Element location listings
%%

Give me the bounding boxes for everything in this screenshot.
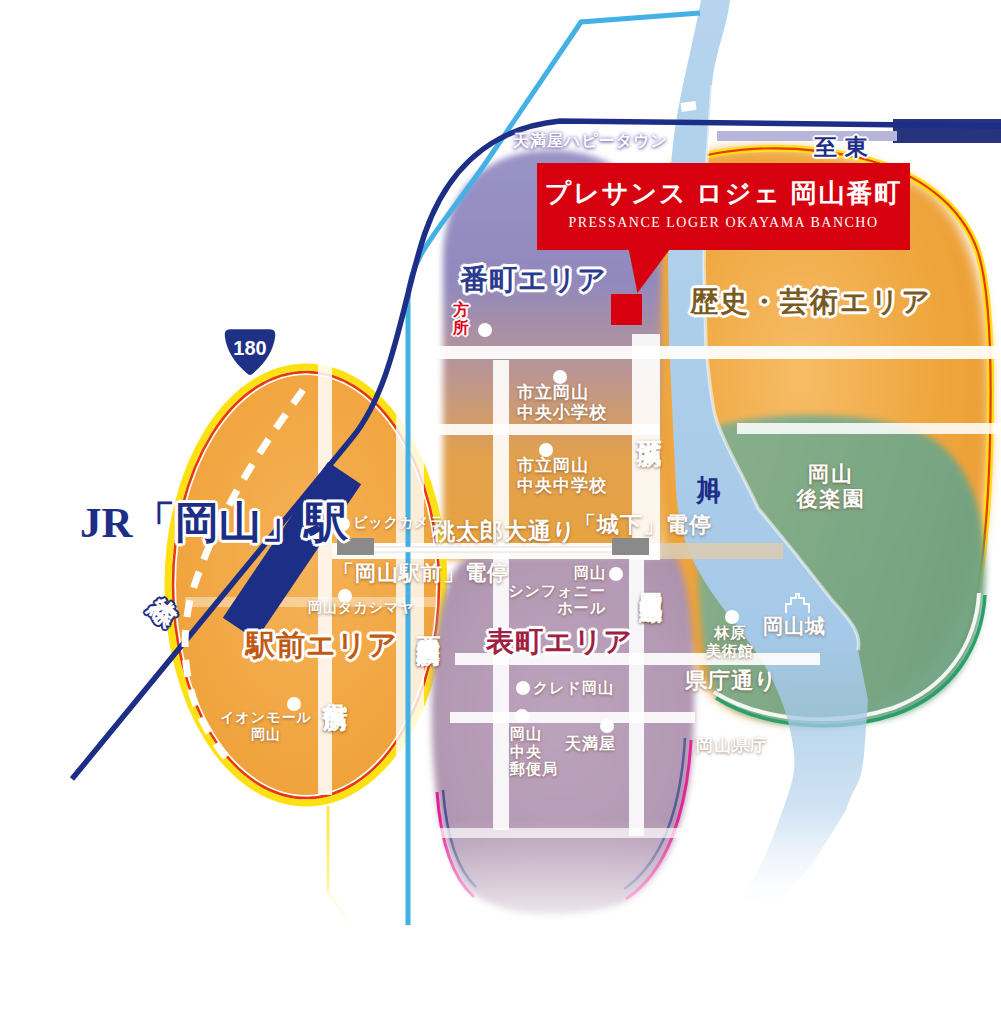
area-label-omotecho: 表町エリア: [486, 625, 633, 658]
poi-label-takashimaya: 岡山タカシマヤ: [308, 600, 415, 617]
poi-label-junior-high-school: 市立岡山 中央中学校: [517, 456, 607, 496]
poi-label-happytown: 天満屋ハピータウン: [513, 132, 668, 151]
poi-label-hayashibara-museum: 林原 美術館: [697, 625, 763, 660]
road-label-nishigawa: 西川緑道公園筋: [414, 618, 442, 625]
jr-okayama-station-label: JR「岡山」駅: [80, 498, 348, 549]
road-label-momotaro: 桃太郎大通り: [432, 518, 577, 545]
partial-direction-label-east: 至 東: [814, 134, 869, 161]
okayama-castle-label: 岡山城: [763, 615, 826, 639]
poi-label-tenmaya: 天満屋: [565, 735, 616, 754]
property-title: プレサンス ロジェ 岡山番町: [537, 176, 910, 211]
poi-label-central-post-office: 岡山 中央 郵便局: [510, 726, 558, 779]
poi-label-symphony-hall: 岡山 シンフォニー ホール: [500, 565, 606, 618]
route-180-number: 180: [224, 337, 276, 360]
tram-stop-shiroshita: [612, 538, 649, 555]
property-banner: プレサンス ロジェ 岡山番町 PRESSANCE LOGER OKAYAMA B…: [537, 163, 910, 250]
poi-label-prefectural-office: 岡山県庁: [696, 736, 768, 756]
asahi-river-label: 旭川: [694, 455, 722, 465]
poi-label-elementary-school: 市立岡山 中央小学校: [517, 383, 607, 423]
poi-label-bic-camera: ビックカメラ: [353, 515, 445, 532]
property-subtitle: PRESSANCE LOGER OKAYAMA BANCHO: [537, 215, 910, 231]
road-label-kencho-dori: 県庁通り: [685, 668, 778, 694]
area-label-ekimae: 駅前エリア: [246, 628, 398, 662]
okayama-area-map: プレサンス ロジェ 岡山番町 PRESSANCE LOGER OKAYAMA B…: [0, 0, 1001, 1025]
area-label-bancho: 番町エリア: [460, 263, 607, 296]
poi-label-cred-okayama: クレド岡山: [533, 680, 614, 698]
tram-stop-label-shiroshita: 「城下」電停: [574, 512, 712, 538]
area-label-rekishi-geijutsu: 歴史・芸術エリア: [690, 285, 932, 318]
road-label-shiroshita-suji: 城下筋: [634, 420, 664, 425]
poi-label-aeon-mall: イオンモール 岡山: [220, 710, 312, 743]
road-label-shiyakusho-suji: 市役所筋: [320, 682, 350, 688]
partial-hidden-poi-label: 方 所: [453, 301, 470, 336]
korakuen-label: 岡山 後楽園: [775, 462, 887, 512]
tram-stop-label-okayama-ekimae: 「岡山駅前」電停: [333, 561, 509, 586]
road-label-higashiyama-line: 岡山電気軌道東山線: [637, 574, 664, 583]
site-location-marker: [611, 294, 642, 325]
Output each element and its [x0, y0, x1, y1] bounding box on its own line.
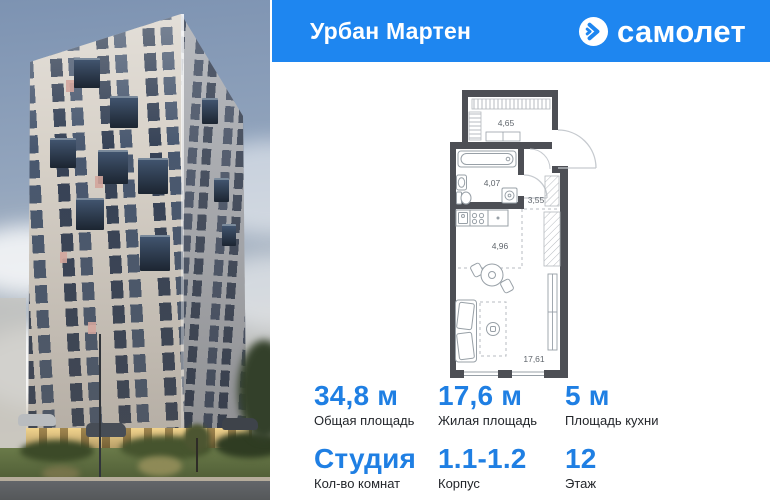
floor-lamp-icon	[487, 323, 500, 336]
room-area-corridor: 3,55	[528, 195, 545, 205]
header-bar: Урбан Мартен самолет	[272, 0, 770, 62]
sapling-trunk	[196, 438, 198, 472]
floor-plan: 4,65 4,07 3,55 4,96 17,61	[448, 88, 600, 382]
balcony	[140, 235, 170, 271]
room-area-bathroom: 4,07	[484, 178, 501, 188]
grass-tuft	[138, 456, 182, 476]
stat-value: 5 м	[565, 381, 770, 411]
stat-label: Жилая площадь	[438, 413, 565, 429]
info-panel: Урбан Мартен самолет	[272, 0, 770, 500]
stat-value: 17,6 м	[438, 381, 565, 411]
washing-machine-icon	[502, 188, 517, 203]
distant-building	[0, 298, 26, 454]
street-lamp-pole	[99, 334, 101, 480]
stat-value: 34,8 м	[314, 381, 438, 411]
balcony	[222, 224, 236, 246]
samolet-arrow-icon	[578, 16, 609, 47]
kitchen-counter-icon	[456, 210, 508, 226]
samolet-logo-text: самолет	[617, 16, 746, 47]
room-area-kitchen: 4,96	[492, 241, 509, 251]
tower-corner-edge	[181, 14, 184, 482]
car	[222, 418, 258, 430]
stat-rooms: Студия Кол-во комнат	[314, 444, 438, 492]
balcony	[138, 158, 168, 194]
stat-label: Корпус	[438, 476, 565, 492]
balcony	[214, 178, 229, 202]
balcony	[110, 96, 138, 128]
balcony	[202, 98, 218, 124]
listing-card[interactable]: Урбан Мартен самолет	[0, 0, 770, 500]
stat-floor: 12 Этаж	[565, 444, 770, 492]
balcony	[74, 58, 100, 88]
stat-value: Студия	[314, 444, 438, 474]
lit-window	[60, 252, 67, 263]
road	[0, 481, 270, 500]
samolet-logo: самолет	[578, 16, 746, 47]
stat-label: Площадь кухни	[565, 413, 770, 429]
bathtub-icon	[458, 151, 516, 167]
plan-wardrobes	[469, 99, 560, 266]
room-area-living-room: 17,61	[523, 354, 545, 364]
bush	[20, 440, 94, 462]
sofa-icon	[456, 300, 477, 362]
car	[86, 423, 126, 437]
building-photo	[0, 0, 270, 500]
stats-row-details: Студия Кол-во комнат 1.1-1.2 Корпус 12 Э…	[272, 444, 770, 492]
stat-label: Этаж	[565, 476, 770, 492]
stat-label: Кол-во комнат	[314, 476, 438, 492]
stat-total-area: 34,8 м Общая площадь	[314, 381, 438, 429]
stat-kitchen-area: 5 м Площадь кухни	[565, 381, 770, 429]
sink-icon	[457, 175, 467, 190]
balcony	[76, 198, 104, 230]
stat-value: 12	[565, 444, 770, 474]
toilet-icon	[457, 192, 472, 204]
room-area-hallway: 4,65	[498, 118, 515, 128]
dining-table-icon	[470, 262, 514, 293]
lit-window	[88, 322, 96, 334]
stat-living-area: 17,6 м Жилая площадь	[438, 381, 565, 429]
stat-building: 1.1-1.2 Корпус	[438, 444, 565, 492]
car	[18, 414, 56, 426]
stats-row-areas: 34,8 м Общая площадь 17,6 м Жилая площад…	[272, 381, 770, 429]
lit-window	[95, 176, 103, 188]
project-title: Урбан Мартен	[310, 18, 471, 45]
lit-window	[66, 80, 74, 92]
stat-value: 1.1-1.2	[438, 444, 565, 474]
stat-label: Общая площадь	[314, 413, 438, 429]
balcony	[50, 138, 76, 168]
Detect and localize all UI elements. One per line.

%%

EXERCISE BRIEF: Reproduce every row above word for word, leaving out the pictures.

RESPONSE TO THIS TASK:
Give me the bounding boxes for everything in this screenshot.
area-label-omotecho: 表町エリア: [486, 625, 633, 658]
poi-label-takashimaya: 岡山タカシマヤ: [308, 600, 415, 617]
poi-label-junior-high-school: 市立岡山 中央中学校: [517, 456, 607, 496]
poi-label-happytown: 天満屋ハピータウン: [513, 132, 668, 151]
poi-label-hayashibara-museum: 林原 美術館: [697, 625, 763, 660]
road-label-nishigawa: 西川緑道公園筋: [414, 618, 442, 625]
jr-okayama-station-label: JR「岡山」駅: [80, 498, 348, 549]
road-label-momotaro: 桃太郎大通り: [432, 518, 577, 545]
partial-direction-label-east: 至 東: [814, 134, 869, 161]
okayama-castle-label: 岡山城: [763, 615, 826, 639]
poi-label-tenmaya: 天満屋: [565, 735, 616, 754]
property-title: プレサンス ロジェ 岡山番町: [537, 176, 910, 211]
poi-label-central-post-office: 岡山 中央 郵便局: [510, 726, 558, 779]
poi-label-symphony-hall: 岡山 シンフォニー ホール: [500, 565, 606, 618]
route-180-number: 180: [224, 337, 276, 360]
tram-stop-shiroshita: [612, 538, 649, 555]
property-banner: プレサンス ロジェ 岡山番町 PRESSANCE LOGER OKAYAMA B…: [537, 163, 910, 250]
poi-label-prefectural-office: 岡山県庁: [696, 736, 768, 756]
asahi-river-label: 旭川: [694, 455, 722, 465]
poi-label-elementary-school: 市立岡山 中央小学校: [517, 383, 607, 423]
poi-label-bic-camera: ビックカメラ: [353, 515, 445, 532]
property-subtitle: PRESSANCE LOGER OKAYAMA BANCHO: [537, 215, 910, 231]
road-label-kencho-dori: 県庁通り: [685, 668, 778, 694]
area-label-ekimae: 駅前エリア: [246, 628, 398, 662]
okayama-area-map: プレサンス ロジェ 岡山番町 PRESSANCE LOGER OKAYAMA B…: [0, 0, 1001, 1025]
area-label-bancho: 番町エリア: [460, 263, 607, 296]
poi-label-cred-okayama: クレド岡山: [533, 680, 614, 698]
tram-stop-label-shiroshita: 「城下」電停: [574, 512, 712, 538]
area-label-rekishi-geijutsu: 歴史・芸術エリア: [690, 285, 932, 318]
road-label-shiroshita-suji: 城下筋: [634, 420, 664, 425]
poi-label-aeon-mall: イオンモール 岡山: [220, 710, 312, 743]
road-label-shiyakusho-suji: 市役所筋: [320, 682, 350, 688]
partial-hidden-poi-label: 方 所: [453, 301, 470, 336]
korakuen-label: 岡山 後楽園: [775, 462, 887, 512]
tram-stop-label-okayama-ekimae: 「岡山駅前」電停: [333, 561, 509, 586]
road-label-higashiyama-line: 岡山電気軌道東山線: [637, 574, 664, 583]
site-location-marker: [611, 294, 642, 325]
Output each element and its [x0, y0, x1, y1] bounding box on its own line.
floor-lamp-icon	[487, 323, 500, 336]
room-area-corridor: 3,55	[528, 195, 545, 205]
header-bar: Урбан Мартен самолет	[272, 0, 770, 62]
sapling-trunk	[196, 438, 198, 472]
floor-plan: 4,65 4,07 3,55 4,96 17,61	[448, 88, 600, 382]
balcony	[140, 235, 170, 271]
room-area-bathroom: 4,07	[484, 178, 501, 188]
grass-tuft	[138, 456, 182, 476]
stat-value: 5 м	[565, 381, 770, 411]
stat-label: Жилая площадь	[438, 413, 565, 429]
info-panel: Урбан Мартен самолет	[272, 0, 770, 500]
stat-value: 17,6 м	[438, 381, 565, 411]
washing-machine-icon	[502, 188, 517, 203]
distant-building	[0, 298, 26, 454]
street-lamp-pole	[99, 334, 101, 480]
stat-value: 34,8 м	[314, 381, 438, 411]
balcony	[222, 224, 236, 246]
samolet-arrow-icon	[578, 16, 609, 47]
kitchen-counter-icon	[456, 210, 508, 226]
samolet-logo-text: самолет	[617, 16, 746, 47]
room-area-kitchen: 4,96	[492, 241, 509, 251]
tower-corner-edge	[181, 14, 184, 482]
car	[222, 418, 258, 430]
stat-rooms: Студия Кол-во комнат	[314, 444, 438, 492]
balcony	[138, 158, 168, 194]
stat-label: Корпус	[438, 476, 565, 492]
balcony	[214, 178, 229, 202]
balcony	[110, 96, 138, 128]
balcony	[202, 98, 218, 124]
listing-card[interactable]: Урбан Мартен самолет	[0, 0, 770, 500]
stat-floor: 12 Этаж	[565, 444, 770, 492]
balcony	[74, 58, 100, 88]
stat-value: Студия	[314, 444, 438, 474]
lit-window	[60, 252, 67, 263]
road	[0, 481, 270, 500]
samolet-logo: самолет	[578, 16, 746, 47]
stat-label: Площадь кухни	[565, 413, 770, 429]
bathtub-icon	[458, 151, 516, 167]
plan-wardrobes	[469, 99, 560, 266]
room-area-living-room: 17,61	[523, 354, 545, 364]
bush	[20, 440, 94, 462]
sofa-icon	[456, 300, 477, 362]
car	[86, 423, 126, 437]
building-photo	[0, 0, 270, 500]
stats-row-details: Студия Кол-во комнат 1.1-1.2 Корпус 12 Э…	[272, 444, 770, 492]
stat-label: Этаж	[565, 476, 770, 492]
stat-label: Кол-во комнат	[314, 476, 438, 492]
stat-total-area: 34,8 м Общая площадь	[314, 381, 438, 429]
stat-kitchen-area: 5 м Площадь кухни	[565, 381, 770, 429]
sink-icon	[457, 175, 467, 190]
balcony	[76, 198, 104, 230]
stat-value: 12	[565, 444, 770, 474]
toilet-icon	[457, 192, 472, 204]
room-area-hallway: 4,65	[498, 118, 515, 128]
dining-table-icon	[470, 262, 514, 293]
lit-window	[88, 322, 96, 334]
stat-living-area: 17,6 м Жилая площадь	[438, 381, 565, 429]
stat-building: 1.1-1.2 Корпус	[438, 444, 565, 492]
car	[18, 414, 56, 426]
stats-row-areas: 34,8 м Общая площадь 17,6 м Жилая площад…	[272, 381, 770, 429]
lit-window	[95, 176, 103, 188]
project-title: Урбан Мартен	[310, 18, 471, 45]
lit-window	[66, 80, 74, 92]
stat-value: 1.1-1.2	[438, 444, 565, 474]
stat-label: Общая площадь	[314, 413, 438, 429]
balcony	[50, 138, 76, 168]
Detect and localize all UI elements. One per line.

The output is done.